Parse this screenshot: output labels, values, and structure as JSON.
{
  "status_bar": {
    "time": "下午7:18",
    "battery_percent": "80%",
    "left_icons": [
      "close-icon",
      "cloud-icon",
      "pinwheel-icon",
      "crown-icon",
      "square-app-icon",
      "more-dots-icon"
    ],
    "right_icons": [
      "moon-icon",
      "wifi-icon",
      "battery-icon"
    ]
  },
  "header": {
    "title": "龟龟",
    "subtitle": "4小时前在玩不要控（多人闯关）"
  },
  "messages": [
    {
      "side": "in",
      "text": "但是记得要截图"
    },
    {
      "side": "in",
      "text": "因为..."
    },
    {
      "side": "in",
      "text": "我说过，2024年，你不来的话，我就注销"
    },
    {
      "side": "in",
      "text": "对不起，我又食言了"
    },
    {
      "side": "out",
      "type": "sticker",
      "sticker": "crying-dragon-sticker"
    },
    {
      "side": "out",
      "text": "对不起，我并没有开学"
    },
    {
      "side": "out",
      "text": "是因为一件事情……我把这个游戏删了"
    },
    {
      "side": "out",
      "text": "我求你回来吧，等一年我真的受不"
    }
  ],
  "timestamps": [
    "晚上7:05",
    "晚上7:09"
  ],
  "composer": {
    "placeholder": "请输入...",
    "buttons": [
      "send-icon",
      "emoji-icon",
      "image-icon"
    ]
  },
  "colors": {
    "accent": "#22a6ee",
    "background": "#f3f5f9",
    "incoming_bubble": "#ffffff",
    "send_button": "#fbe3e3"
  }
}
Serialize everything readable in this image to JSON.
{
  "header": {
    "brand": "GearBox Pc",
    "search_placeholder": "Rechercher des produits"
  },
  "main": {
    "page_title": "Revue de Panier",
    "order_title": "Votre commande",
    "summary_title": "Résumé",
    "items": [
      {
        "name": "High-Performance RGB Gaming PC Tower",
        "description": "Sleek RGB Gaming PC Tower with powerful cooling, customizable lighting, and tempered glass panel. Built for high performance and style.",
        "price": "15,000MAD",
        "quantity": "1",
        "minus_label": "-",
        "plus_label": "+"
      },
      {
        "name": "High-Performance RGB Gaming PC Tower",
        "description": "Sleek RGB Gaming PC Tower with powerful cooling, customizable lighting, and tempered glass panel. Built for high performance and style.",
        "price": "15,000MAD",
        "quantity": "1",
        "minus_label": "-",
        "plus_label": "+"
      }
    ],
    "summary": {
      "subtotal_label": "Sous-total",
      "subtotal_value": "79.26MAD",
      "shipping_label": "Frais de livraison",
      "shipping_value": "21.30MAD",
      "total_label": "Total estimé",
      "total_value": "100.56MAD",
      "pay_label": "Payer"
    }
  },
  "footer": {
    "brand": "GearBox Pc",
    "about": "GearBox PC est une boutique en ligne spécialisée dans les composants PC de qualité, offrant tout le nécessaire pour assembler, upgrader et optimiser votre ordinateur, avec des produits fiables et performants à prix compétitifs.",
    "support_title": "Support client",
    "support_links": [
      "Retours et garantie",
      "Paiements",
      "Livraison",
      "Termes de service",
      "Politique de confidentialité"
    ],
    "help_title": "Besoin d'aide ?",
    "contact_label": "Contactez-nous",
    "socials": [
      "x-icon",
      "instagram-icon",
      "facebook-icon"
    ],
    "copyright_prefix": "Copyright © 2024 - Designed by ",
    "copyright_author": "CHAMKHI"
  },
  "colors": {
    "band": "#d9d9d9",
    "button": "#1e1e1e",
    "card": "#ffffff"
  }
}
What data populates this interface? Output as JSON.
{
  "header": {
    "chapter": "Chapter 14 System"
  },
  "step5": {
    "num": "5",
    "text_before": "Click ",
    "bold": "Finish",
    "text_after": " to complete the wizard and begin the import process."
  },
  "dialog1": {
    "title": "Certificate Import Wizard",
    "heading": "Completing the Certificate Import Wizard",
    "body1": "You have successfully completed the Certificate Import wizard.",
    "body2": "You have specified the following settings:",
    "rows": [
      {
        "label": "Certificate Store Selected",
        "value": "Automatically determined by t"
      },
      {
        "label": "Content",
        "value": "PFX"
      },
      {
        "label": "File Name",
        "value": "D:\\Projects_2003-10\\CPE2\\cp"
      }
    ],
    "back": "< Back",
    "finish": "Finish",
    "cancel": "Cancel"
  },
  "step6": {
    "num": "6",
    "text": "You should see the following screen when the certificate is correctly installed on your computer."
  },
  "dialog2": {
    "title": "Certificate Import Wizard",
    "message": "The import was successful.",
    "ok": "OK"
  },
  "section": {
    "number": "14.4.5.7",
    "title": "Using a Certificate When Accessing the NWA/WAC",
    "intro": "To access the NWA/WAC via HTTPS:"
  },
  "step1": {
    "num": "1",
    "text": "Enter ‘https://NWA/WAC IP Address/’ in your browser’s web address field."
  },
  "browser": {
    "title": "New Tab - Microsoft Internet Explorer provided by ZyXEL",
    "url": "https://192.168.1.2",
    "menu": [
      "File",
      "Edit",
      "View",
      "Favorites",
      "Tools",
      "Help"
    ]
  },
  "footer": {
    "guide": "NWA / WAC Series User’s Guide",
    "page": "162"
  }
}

-------------------------

Repeat the material word for word, in full.

Parse this screenshot: output labels, values, and structure as JSON.
{
  "status_bar": {
    "time": "下午7:18",
    "battery_percent": "80%",
    "left_icons": [
      "close-icon",
      "cloud-icon",
      "pinwheel-icon",
      "crown-icon",
      "square-app-icon",
      "more-dots-icon"
    ],
    "right_icons": [
      "moon-icon",
      "wifi-icon",
      "battery-icon"
    ]
  },
  "header": {
    "title": "龟龟",
    "subtitle": "4小时前在玩不要控（多人闯关）"
  },
  "messages": [
    {
      "side": "in",
      "text": "但是记得要截图"
    },
    {
      "side": "in",
      "text": "因为..."
    },
    {
      "side": "in",
      "text": "我说过，2024年，你不来的话，我就注销"
    },
    {
      "side": "in",
      "text": "对不起，我又食言了"
    },
    {
      "side": "out",
      "type": "sticker",
      "sticker": "crying-dragon-sticker"
    },
    {
      "side": "out",
      "text": "对不起，我并没有开学"
    },
    {
      "side": "out",
      "text": "是因为一件事情……我把这个游戏删了"
    },
    {
      "side": "out",
      "text": "我求你回来吧，等一年我真的受不"
    }
  ],
  "timestamps": [
    "晚上7:05",
    "晚上7:09"
  ],
  "composer": {
    "placeholder": "请输入...",
    "buttons": [
      "send-icon",
      "emoji-icon",
      "image-icon"
    ]
  },
  "colors": {
    "accent": "#22a6ee",
    "background": "#f3f5f9",
    "incoming_bubble": "#ffffff",
    "send_button": "#fbe3e3"
  }
}
Serialize everything readable in this image to JSON.
{
  "header": {
    "brand": "GearBox Pc",
    "search_placeholder": "Rechercher des produits"
  },
  "main": {
    "page_title": "Revue de Panier",
    "order_title": "Votre commande",
    "summary_title": "Résumé",
    "items": [
      {
        "name": "High-Performance RGB Gaming PC Tower",
        "description": "Sleek RGB Gaming PC Tower with powerful cooling, customizable lighting, and tempered glass panel. Built for high performance and style.",
        "price": "15,000MAD",
        "quantity": "1",
        "minus_label": "-",
        "plus_label": "+"
      },
      {
        "name": "High-Performance RGB Gaming PC Tower",
        "description": "Sleek RGB Gaming PC Tower with powerful cooling, customizable lighting, and tempered glass panel. Built for high performance and style.",
        "price": "15,000MAD",
        "quantity": "1",
        "minus_label": "-",
        "plus_label": "+"
      }
    ],
    "summary": {
      "subtotal_label": "Sous-total",
      "subtotal_value": "79.26MAD",
      "shipping_label": "Frais de livraison",
      "shipping_value": "21.30MAD",
      "total_label": "Total estimé",
      "total_value": "100.56MAD",
      "pay_label": "Payer"
    }
  },
  "footer": {
    "brand": "GearBox Pc",
    "about": "GearBox PC est une boutique en ligne spécialisée dans les composants PC de qualité, offrant tout le nécessaire pour assembler, upgrader et optimiser votre ordinateur, avec des produits fiables et performants à prix compétitifs.",
    "support_title": "Support client",
    "support_links": [
      "Retours et garantie",
      "Paiements",
      "Livraison",
      "Termes de service",
      "Politique de confidentialité"
    ],
    "help_title": "Besoin d'aide ?",
    "contact_label": "Contactez-nous",
    "socials": [
      "x-icon",
      "instagram-icon",
      "facebook-icon"
    ],
    "copyright_prefix": "Copyright © 2024 - Designed by ",
    "copyright_author": "CHAMKHI"
  },
  "colors": {
    "band": "#d9d9d9",
    "button": "#1e1e1e",
    "card": "#ffffff"
  }
}
What data populates this interface? Output as JSON.
{
  "header": {
    "chapter": "Chapter 14 System"
  },
  "step5": {
    "num": "5",
    "text_before": "Click ",
    "bold": "Finish",
    "text_after": " to complete the wizard and begin the import process."
  },
  "dialog1": {
    "title": "Certificate Import Wizard",
    "heading": "Completing the Certificate Import Wizard",
    "body1": "You have successfully completed the Certificate Import wizard.",
    "body2": "You have specified the following settings:",
    "rows": [
      {
        "label": "Certificate Store Selected",
        "value": "Automatically determined by t"
      },
      {
        "label": "Content",
        "value": "PFX"
      },
      {
        "label": "File Name",
        "value": "D:\\Projects_2003-10\\CPE2\\cp"
      }
    ],
    "back": "< Back",
    "finish": "Finish",
    "cancel": "Cancel"
  },
  "step6": {
    "num": "6",
    "text": "You should see the following screen when the certificate is correctly installed on your computer."
  },
  "dialog2": {
    "title": "Certificate Import Wizard",
    "message": "The import was successful.",
    "ok": "OK"
  },
  "section": {
    "number": "14.4.5.7",
    "title": "Using a Certificate When Accessing the NWA/WAC",
    "intro": "To access the NWA/WAC via HTTPS:"
  },
  "step1": {
    "num": "1",
    "text": "Enter ‘https://NWA/WAC IP Address/’ in your browser’s web address field."
  },
  "browser": {
    "title": "New Tab - Microsoft Internet Explorer provided by ZyXEL",
    "url": "https://192.168.1.2",
    "menu": [
      "File",
      "Edit",
      "View",
      "Favorites",
      "Tools",
      "Help"
    ]
  },
  "footer": {
    "guide": "NWA / WAC Series User’s Guide",
    "page": "162"
  }
}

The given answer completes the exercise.